_Exercise objective_: Omit the pictures, please, and give each record below again exactly.

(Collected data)
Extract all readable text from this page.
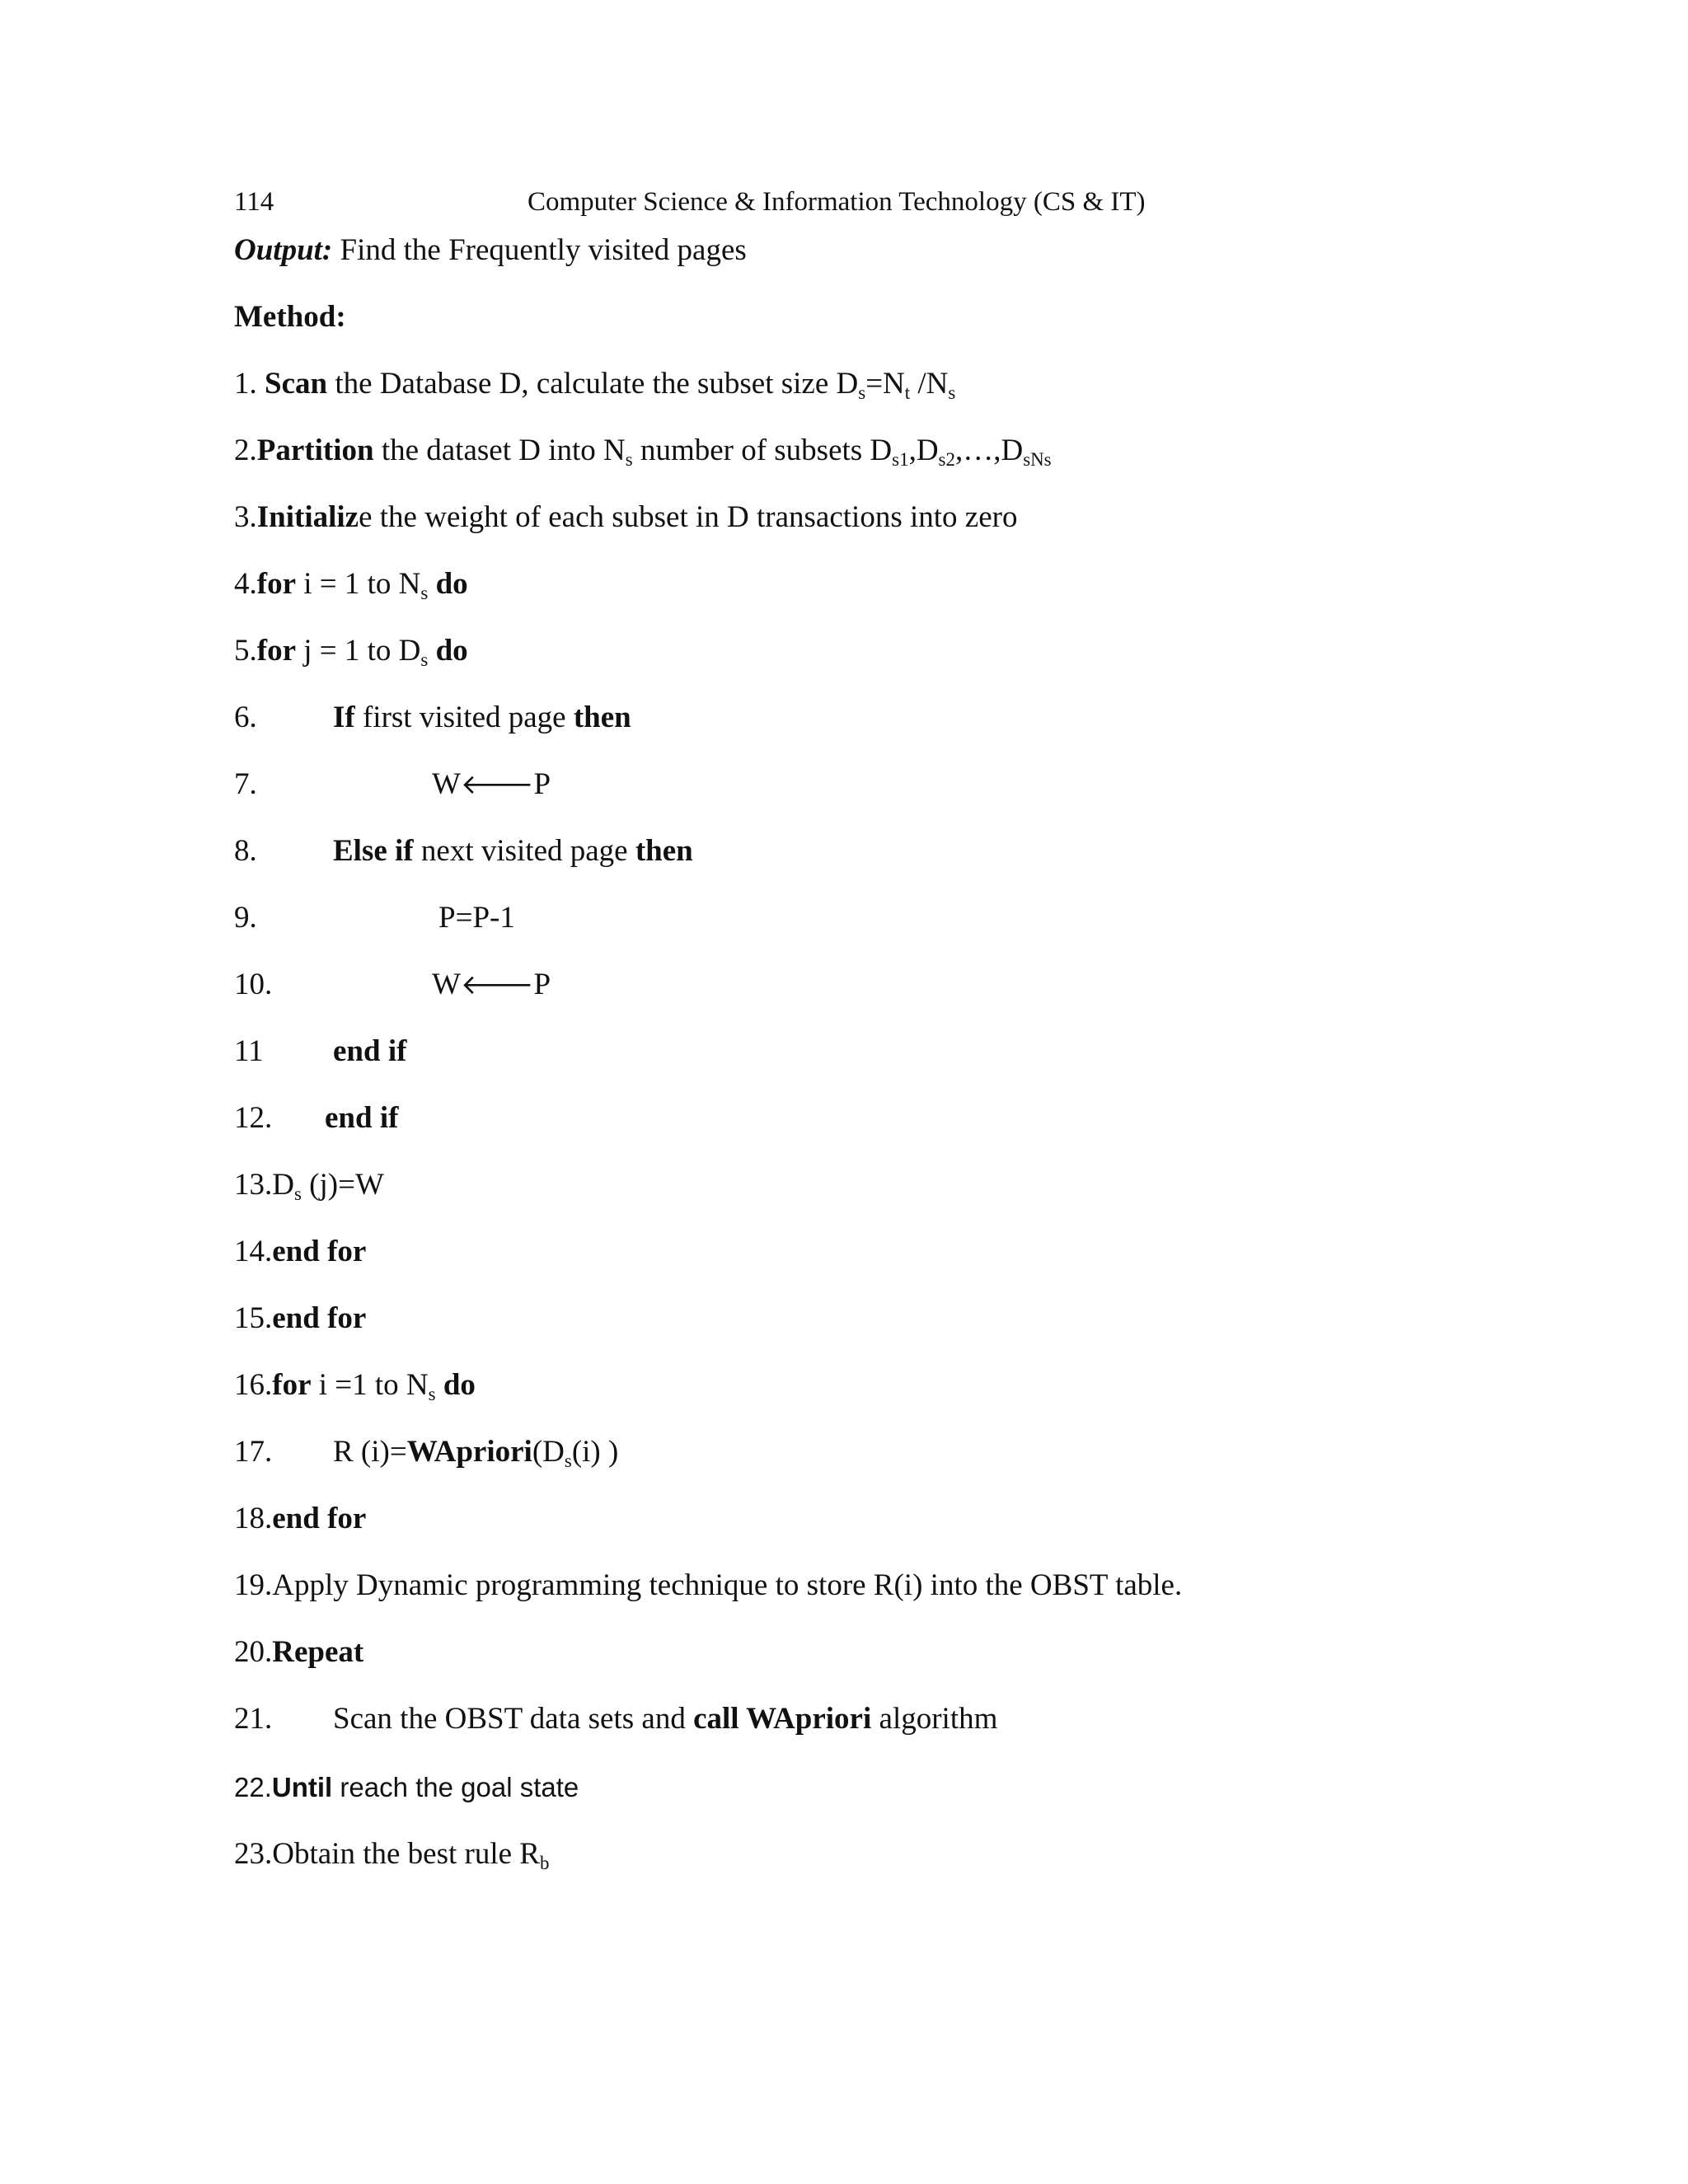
114	Computer Science & Information Technology (CS & IT)
Output: Find the Frequently visited pages
Method:
1. Scan the Database D, calculate the subset size $D_s=N_t$ $/N_s$
2.Partition the dataset D into $N_s$ number of subsets $D_{s1},D_{s2},\dots,D_{sNs}$
3.Initialize the weight of each subset in D transactions into zero
4.for i = 1 to $N_s$ do
5.for j = 1 to $D_s$ do
6. If first visited page then
7.	W🡐P
8. Else if next visited page then
9.	P=P-1
10.	W🡐P
11 end if
12. end if
$13.D_s$ (j)=W
14.end for
15.end for
16.for i =1 to $N_s$ do
17. R $(i)=WApriori(D_s(i)$ )
18.end for
19.Apply Dynamic programming technique to store R(i) into the OBST table.
20.Repeat
21. Scan the OBST data sets and call WApriori algorithm
22.Until reach the goal state
23.Obtain the best rule $R_b$
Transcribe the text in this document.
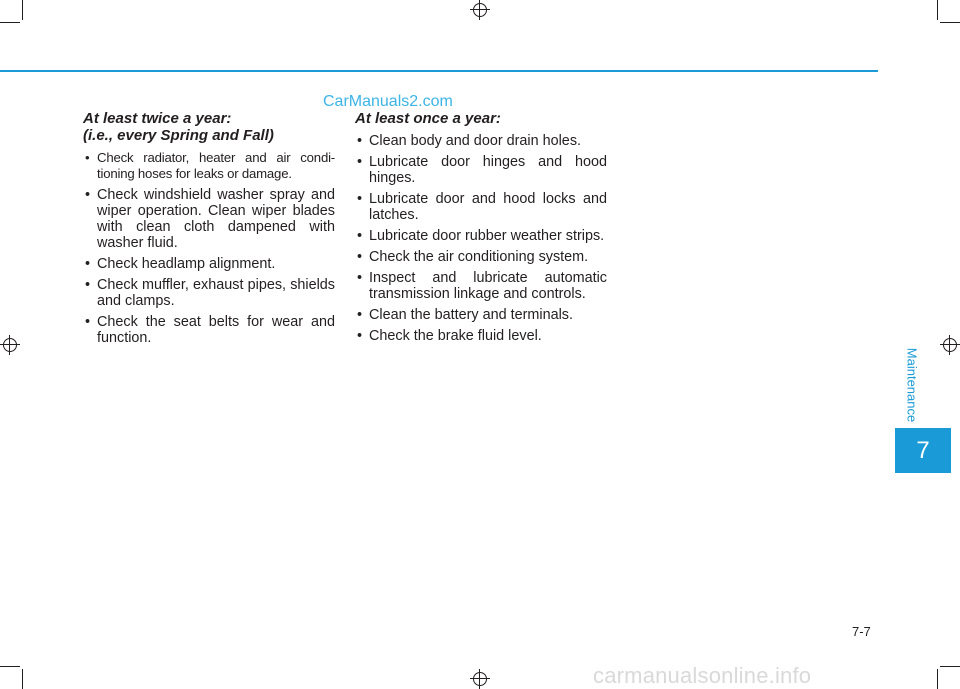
CarManuals2.com
At least twice a year:
(i.e., every Spring and Fall)
• Check radiator, heater and air condi- tioning hoses for leaks or damage.
• Check windshield washer spray and wiper operation. Clean wiper blades with clean cloth dampened with washer fluid.
• Check headlamp alignment.
• Check muffler, exhaust pipes, shields and clamps.
• Check the seat belts for wear and function.
At least once a year:
• Clean body and door drain holes.
• Lubricate door hinges and hood hinges.
• Lubricate door and hood locks and latches.
• Lubricate door rubber weather strips.
• Check the air conditioning system.
• Inspect and lubricate automatic transmission linkage and controls.
• Clean the battery and terminals.
• Check the brake fluid level.
Maintenance
7
7-7
carmanualsonline.info
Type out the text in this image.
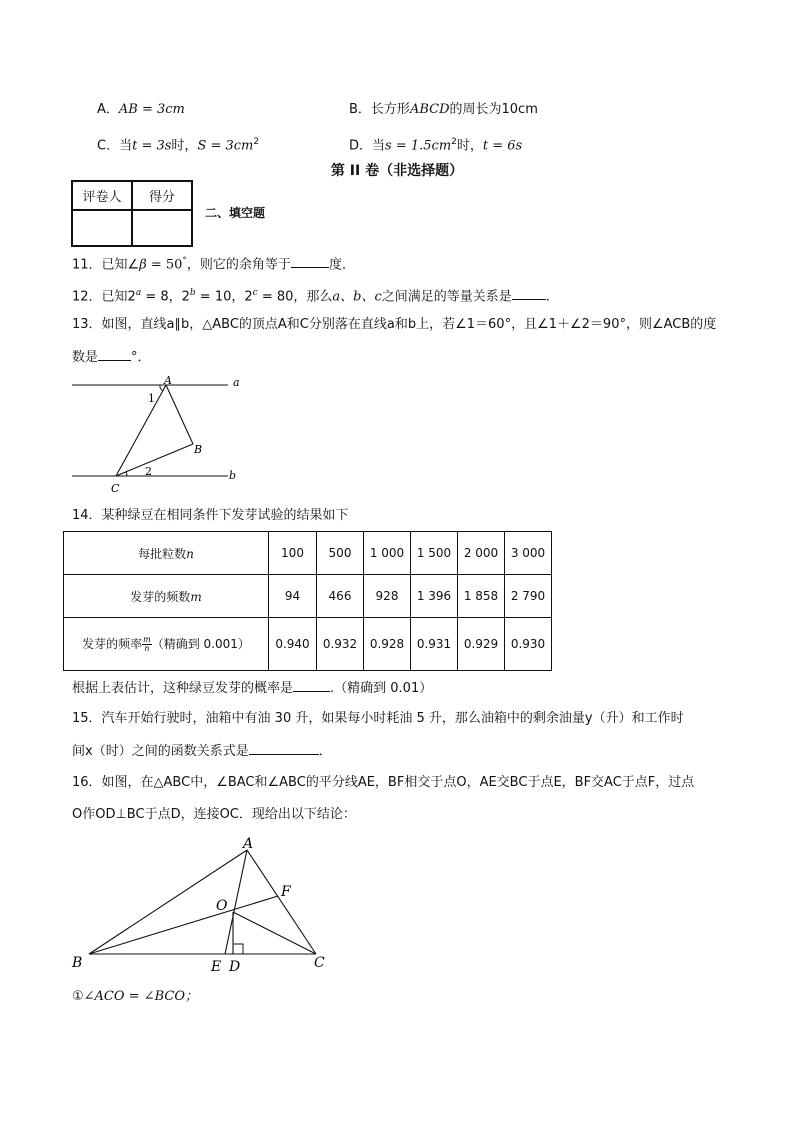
A．AB = 3cm	B．长方形ABCD的周长为10cm
C．当t = 3s时，$S = 3cm^2$	D．当$s = 1.5cm^2$时，t = 6s
第 II 卷（非选择题）
评卷人	得分

二、填空题
11．已知∠β = 50°，则它的余角等于	度．
12．已知$2^a = 8$，$2^b = 10$，$2^c = 80$，那么a、b、c之间满足的等量关系是	.
13．如图，直线a∥b，△ABC的顶点A和C分别落在直线a和b上，若∠1＝60°，且∠1＋∠2＝90°，则∠ACB的度
数是	°．
A
B
C
a
b
1
2
14．某种绿豆在相同条件下发芽试验的结果如下
每批粒数n	100	500	1 000	1 500	2 000	3 000
发芽的频数m	94	466	928	1 396	1 858	2 790
发芽的频率 $\frac{m}{n}$ （精确到 0.001）	0.940	0.932	0.928	0.931	0.929	0.930
根据上表估计，这种绿豆发芽的概率是	.（精确到 0.01）
15．汽车开始行驶时，油箱中有油 30 升，如果每小时耗油 5 升，那么油箱中的剩余油量y（升）和工作时
间x（时）之间的函数关系式是	．
16．如图，在△ABC中，∠BAC和∠ABC的平分线AE，BF相交于点O，AE交BC于点E，BF交AC于点F，过点
O作OD⊥BC于点D，连接OC．现给出以下结论：
A
B	C
D
E
F
O
①∠ACO = ∠BCO；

_Output for this exercise_:
Extract all readable text from this page.
114	Computer Science & Information Technology (CS & IT)
Output: Find the Frequently visited pages
Method:
1. Scan the Database D, calculate the subset size $D_s=N_t$ $/N_s$
2.Partition the dataset D into $N_s$ number of subsets $D_{s1},D_{s2},\dots,D_{sNs}$
3.Initialize the weight of each subset in D transactions into zero
4.for i = 1 to $N_s$ do
5.for j = 1 to $D_s$ do
6. If first visited page then
7.	W🡐P
8. Else if next visited page then
9.	P=P-1
10.	W🡐P
11 end if
12. end if
$13.D_s$ (j)=W
14.end for
15.end for
16.for i =1 to $N_s$ do
17. R $(i)=WApriori(D_s(i)$ )
18.end for
19.Apply Dynamic programming technique to store R(i) into the OBST table.
20.Repeat
21. Scan the OBST data sets and call WApriori algorithm
22.Until reach the goal state
23.Obtain the best rule $R_b$
Transcribe the text in this document.
CarManuals2.com
At least twice a year:
(i.e., every Spring and Fall)
• Check radiator, heater and air condi- tioning hoses for leaks or damage.
• Check windshield washer spray and wiper operation. Clean wiper blades with clean cloth dampened with washer fluid.
• Check headlamp alignment.
• Check muffler, exhaust pipes, shields and clamps.
• Check the seat belts for wear and function.
At least once a year:
• Clean body and door drain holes.
• Lubricate door hinges and hood hinges.
• Lubricate door and hood locks and latches.
• Lubricate door rubber weather strips.
• Check the air conditioning system.
• Inspect and lubricate automatic transmission linkage and controls.
• Clean the battery and terminals.
• Check the brake fluid level.
Maintenance
7
7-7
carmanualsonline.info
Type out the text in this image.
A．AB = 3cm	B．长方形ABCD的周长为10cm
C．当t = 3s时，$S = 3cm^2$	D．当$s = 1.5cm^2$时，t = 6s
第 II 卷（非选择题）
评卷人	得分

二、填空题
11．已知∠β = 50°，则它的余角等于	度．
12．已知$2^a = 8$，$2^b = 10$，$2^c = 80$，那么a、b、c之间满足的等量关系是	.
13．如图，直线a∥b，△ABC的顶点A和C分别落在直线a和b上，若∠1＝60°，且∠1＋∠2＝90°，则∠ACB的度
数是	°．
A
B
C
a
b
1
2
14．某种绿豆在相同条件下发芽试验的结果如下
每批粒数n	100	500	1 000	1 500	2 000	3 000
发芽的频数m	94	466	928	1 396	1 858	2 790
发芽的频率 $\frac{m}{n}$ （精确到 0.001）	0.940	0.932	0.928	0.931	0.929	0.930
根据上表估计，这种绿豆发芽的概率是	.（精确到 0.01）
15．汽车开始行驶时，油箱中有油 30 升，如果每小时耗油 5 升，那么油箱中的剩余油量y（升）和工作时
间x（时）之间的函数关系式是	．
16．如图，在△ABC中，∠BAC和∠ABC的平分线AE，BF相交于点O，AE交BC于点E，BF交AC于点F，过点
O作OD⊥BC于点D，连接OC．现给出以下结论：
A
B	C
D
E
F
O
①∠ACO = ∠BCO；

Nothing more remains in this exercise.